Stored data entries
───

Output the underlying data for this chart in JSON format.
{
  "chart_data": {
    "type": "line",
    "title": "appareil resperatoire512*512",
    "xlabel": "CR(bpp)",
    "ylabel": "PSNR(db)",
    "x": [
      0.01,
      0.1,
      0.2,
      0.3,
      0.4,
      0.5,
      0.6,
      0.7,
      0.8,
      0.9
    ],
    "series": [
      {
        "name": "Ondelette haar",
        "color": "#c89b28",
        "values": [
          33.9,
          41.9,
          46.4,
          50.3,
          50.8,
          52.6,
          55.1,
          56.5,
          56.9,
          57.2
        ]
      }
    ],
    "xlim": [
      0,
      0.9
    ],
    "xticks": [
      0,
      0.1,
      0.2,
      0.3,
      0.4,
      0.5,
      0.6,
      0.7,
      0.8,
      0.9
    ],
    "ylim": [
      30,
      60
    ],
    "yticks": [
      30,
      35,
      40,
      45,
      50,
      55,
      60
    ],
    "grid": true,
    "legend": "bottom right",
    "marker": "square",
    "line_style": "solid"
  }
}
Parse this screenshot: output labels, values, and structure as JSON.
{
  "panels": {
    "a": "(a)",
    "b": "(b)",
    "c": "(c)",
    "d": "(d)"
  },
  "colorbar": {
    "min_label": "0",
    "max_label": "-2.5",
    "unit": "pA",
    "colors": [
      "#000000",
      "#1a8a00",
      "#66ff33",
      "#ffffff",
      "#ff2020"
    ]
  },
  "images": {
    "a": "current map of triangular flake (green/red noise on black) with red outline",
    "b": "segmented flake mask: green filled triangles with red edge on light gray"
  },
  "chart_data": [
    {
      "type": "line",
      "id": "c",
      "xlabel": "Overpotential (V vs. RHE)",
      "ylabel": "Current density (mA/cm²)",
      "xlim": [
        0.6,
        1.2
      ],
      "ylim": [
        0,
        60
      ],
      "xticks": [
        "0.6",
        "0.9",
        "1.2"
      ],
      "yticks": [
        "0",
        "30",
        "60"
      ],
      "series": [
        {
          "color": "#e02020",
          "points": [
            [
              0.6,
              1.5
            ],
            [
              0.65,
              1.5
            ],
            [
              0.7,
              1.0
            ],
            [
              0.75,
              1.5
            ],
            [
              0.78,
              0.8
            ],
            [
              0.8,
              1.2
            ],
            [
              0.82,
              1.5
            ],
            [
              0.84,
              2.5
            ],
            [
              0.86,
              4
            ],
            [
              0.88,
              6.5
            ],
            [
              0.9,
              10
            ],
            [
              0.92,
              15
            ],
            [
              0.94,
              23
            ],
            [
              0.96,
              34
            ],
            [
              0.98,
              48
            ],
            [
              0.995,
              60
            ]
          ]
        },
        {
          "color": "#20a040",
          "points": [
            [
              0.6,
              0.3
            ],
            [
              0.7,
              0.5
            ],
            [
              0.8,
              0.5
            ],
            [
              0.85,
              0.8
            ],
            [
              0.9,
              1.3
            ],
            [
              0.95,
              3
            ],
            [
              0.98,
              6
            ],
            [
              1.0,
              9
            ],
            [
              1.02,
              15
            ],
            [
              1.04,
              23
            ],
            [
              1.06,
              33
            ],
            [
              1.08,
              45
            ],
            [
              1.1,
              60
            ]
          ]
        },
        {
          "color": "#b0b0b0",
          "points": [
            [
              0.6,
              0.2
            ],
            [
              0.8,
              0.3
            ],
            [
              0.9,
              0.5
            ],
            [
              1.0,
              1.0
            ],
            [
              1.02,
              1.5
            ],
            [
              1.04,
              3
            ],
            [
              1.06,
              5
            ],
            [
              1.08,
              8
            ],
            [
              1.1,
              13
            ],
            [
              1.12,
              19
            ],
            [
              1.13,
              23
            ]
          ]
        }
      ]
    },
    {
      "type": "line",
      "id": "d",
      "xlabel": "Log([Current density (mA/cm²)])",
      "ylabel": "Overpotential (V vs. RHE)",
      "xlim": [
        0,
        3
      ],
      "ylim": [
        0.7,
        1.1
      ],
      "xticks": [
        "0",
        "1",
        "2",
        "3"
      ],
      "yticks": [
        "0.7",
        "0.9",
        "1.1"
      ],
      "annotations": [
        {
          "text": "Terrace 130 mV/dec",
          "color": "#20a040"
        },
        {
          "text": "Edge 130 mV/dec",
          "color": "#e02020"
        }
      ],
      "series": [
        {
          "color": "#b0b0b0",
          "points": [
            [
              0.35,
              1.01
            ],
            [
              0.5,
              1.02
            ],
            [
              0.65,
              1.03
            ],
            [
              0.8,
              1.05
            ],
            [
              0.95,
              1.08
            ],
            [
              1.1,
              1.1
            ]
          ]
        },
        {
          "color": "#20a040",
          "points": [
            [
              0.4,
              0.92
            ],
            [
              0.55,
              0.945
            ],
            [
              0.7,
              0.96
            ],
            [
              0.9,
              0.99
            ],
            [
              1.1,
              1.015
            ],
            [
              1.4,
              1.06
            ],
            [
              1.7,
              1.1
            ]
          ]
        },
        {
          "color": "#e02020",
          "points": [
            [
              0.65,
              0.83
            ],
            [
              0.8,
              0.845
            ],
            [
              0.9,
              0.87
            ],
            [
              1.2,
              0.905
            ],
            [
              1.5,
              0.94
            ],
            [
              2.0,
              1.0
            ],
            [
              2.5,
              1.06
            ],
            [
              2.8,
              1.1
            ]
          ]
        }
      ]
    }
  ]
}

───

Task statement
Go through the entries and repeat each one exactly.

Output of the exercise
Output the underlying data for this chart in JSON format.
{
  "chart_data": {
    "type": "line",
    "title": "appareil resperatoire512*512",
    "xlabel": "CR(bpp)",
    "ylabel": "PSNR(db)",
    "x": [
      0.01,
      0.1,
      0.2,
      0.3,
      0.4,
      0.5,
      0.6,
      0.7,
      0.8,
      0.9
    ],
    "series": [
      {
        "name": "Ondelette haar",
        "color": "#c89b28",
        "values": [
          33.9,
          41.9,
          46.4,
          50.3,
          50.8,
          52.6,
          55.1,
          56.5,
          56.9,
          57.2
        ]
      }
    ],
    "xlim": [
      0,
      0.9
    ],
    "xticks": [
      0,
      0.1,
      0.2,
      0.3,
      0.4,
      0.5,
      0.6,
      0.7,
      0.8,
      0.9
    ],
    "ylim": [
      30,
      60
    ],
    "yticks": [
      30,
      35,
      40,
      45,
      50,
      55,
      60
    ],
    "grid": true,
    "legend": "bottom right",
    "marker": "square",
    "line_style": "solid"
  }
}
Parse this screenshot: output labels, values, and structure as JSON.
{
  "panels": {
    "a": "(a)",
    "b": "(b)",
    "c": "(c)",
    "d": "(d)"
  },
  "colorbar": {
    "min_label": "0",
    "max_label": "-2.5",
    "unit": "pA",
    "colors": [
      "#000000",
      "#1a8a00",
      "#66ff33",
      "#ffffff",
      "#ff2020"
    ]
  },
  "images": {
    "a": "current map of triangular flake (green/red noise on black) with red outline",
    "b": "segmented flake mask: green filled triangles with red edge on light gray"
  },
  "chart_data": [
    {
      "type": "line",
      "id": "c",
      "xlabel": "Overpotential (V vs. RHE)",
      "ylabel": "Current density (mA/cm²)",
      "xlim": [
        0.6,
        1.2
      ],
      "ylim": [
        0,
        60
      ],
      "xticks": [
        "0.6",
        "0.9",
        "1.2"
      ],
      "yticks": [
        "0",
        "30",
        "60"
      ],
      "series": [
        {
          "color": "#e02020",
          "points": [
            [
              0.6,
              1.5
            ],
            [
              0.65,
              1.5
            ],
            [
              0.7,
              1.0
            ],
            [
              0.75,
              1.5
            ],
            [
              0.78,
              0.8
            ],
            [
              0.8,
              1.2
            ],
            [
              0.82,
              1.5
            ],
            [
              0.84,
              2.5
            ],
            [
              0.86,
              4
            ],
            [
              0.88,
              6.5
            ],
            [
              0.9,
              10
            ],
            [
              0.92,
              15
            ],
            [
              0.94,
              23
            ],
            [
              0.96,
              34
            ],
            [
              0.98,
              48
            ],
            [
              0.995,
              60
            ]
          ]
        },
        {
          "color": "#20a040",
          "points": [
            [
              0.6,
              0.3
            ],
            [
              0.7,
              0.5
            ],
            [
              0.8,
              0.5
            ],
            [
              0.85,
              0.8
            ],
            [
              0.9,
              1.3
            ],
            [
              0.95,
              3
            ],
            [
              0.98,
              6
            ],
            [
              1.0,
              9
            ],
            [
              1.02,
              15
            ],
            [
              1.04,
              23
            ],
            [
              1.06,
              33
            ],
            [
              1.08,
              45
            ],
            [
              1.1,
              60
            ]
          ]
        },
        {
          "color": "#b0b0b0",
          "points": [
            [
              0.6,
              0.2
            ],
            [
              0.8,
              0.3
            ],
            [
              0.9,
              0.5
            ],
            [
              1.0,
              1.0
            ],
            [
              1.02,
              1.5
            ],
            [
              1.04,
              3
            ],
            [
              1.06,
              5
            ],
            [
              1.08,
              8
            ],
            [
              1.1,
              13
            ],
            [
              1.12,
              19
            ],
            [
              1.13,
              23
            ]
          ]
        }
      ]
    },
    {
      "type": "line",
      "id": "d",
      "xlabel": "Log([Current density (mA/cm²)])",
      "ylabel": "Overpotential (V vs. RHE)",
      "xlim": [
        0,
        3
      ],
      "ylim": [
        0.7,
        1.1
      ],
      "xticks": [
        "0",
        "1",
        "2",
        "3"
      ],
      "yticks": [
        "0.7",
        "0.9",
        "1.1"
      ],
      "annotations": [
        {
          "text": "Terrace 130 mV/dec",
          "color": "#20a040"
        },
        {
          "text": "Edge 130 mV/dec",
          "color": "#e02020"
        }
      ],
      "series": [
        {
          "color": "#b0b0b0",
          "points": [
            [
              0.35,
              1.01
            ],
            [
              0.5,
              1.02
            ],
            [
              0.65,
              1.03
            ],
            [
              0.8,
              1.05
            ],
            [
              0.95,
              1.08
            ],
            [
              1.1,
              1.1
            ]
          ]
        },
        {
          "color": "#20a040",
          "points": [
            [
              0.4,
              0.92
            ],
            [
              0.55,
              0.945
            ],
            [
              0.7,
              0.96
            ],
            [
              0.9,
              0.99
            ],
            [
              1.1,
              1.015
            ],
            [
              1.4,
              1.06
            ],
            [
              1.7,
              1.1
            ]
          ]
        },
        {
          "color": "#e02020",
          "points": [
            [
              0.65,
              0.83
            ],
            [
              0.8,
              0.845
            ],
            [
              0.9,
              0.87
            ],
            [
              1.2,
              0.905
            ],
            [
              1.5,
              0.94
            ],
            [
              2.0,
              1.0
            ],
            [
              2.5,
              1.06
            ],
            [
              2.8,
              1.1
            ]
          ]
        }
      ]
    }
  ]
}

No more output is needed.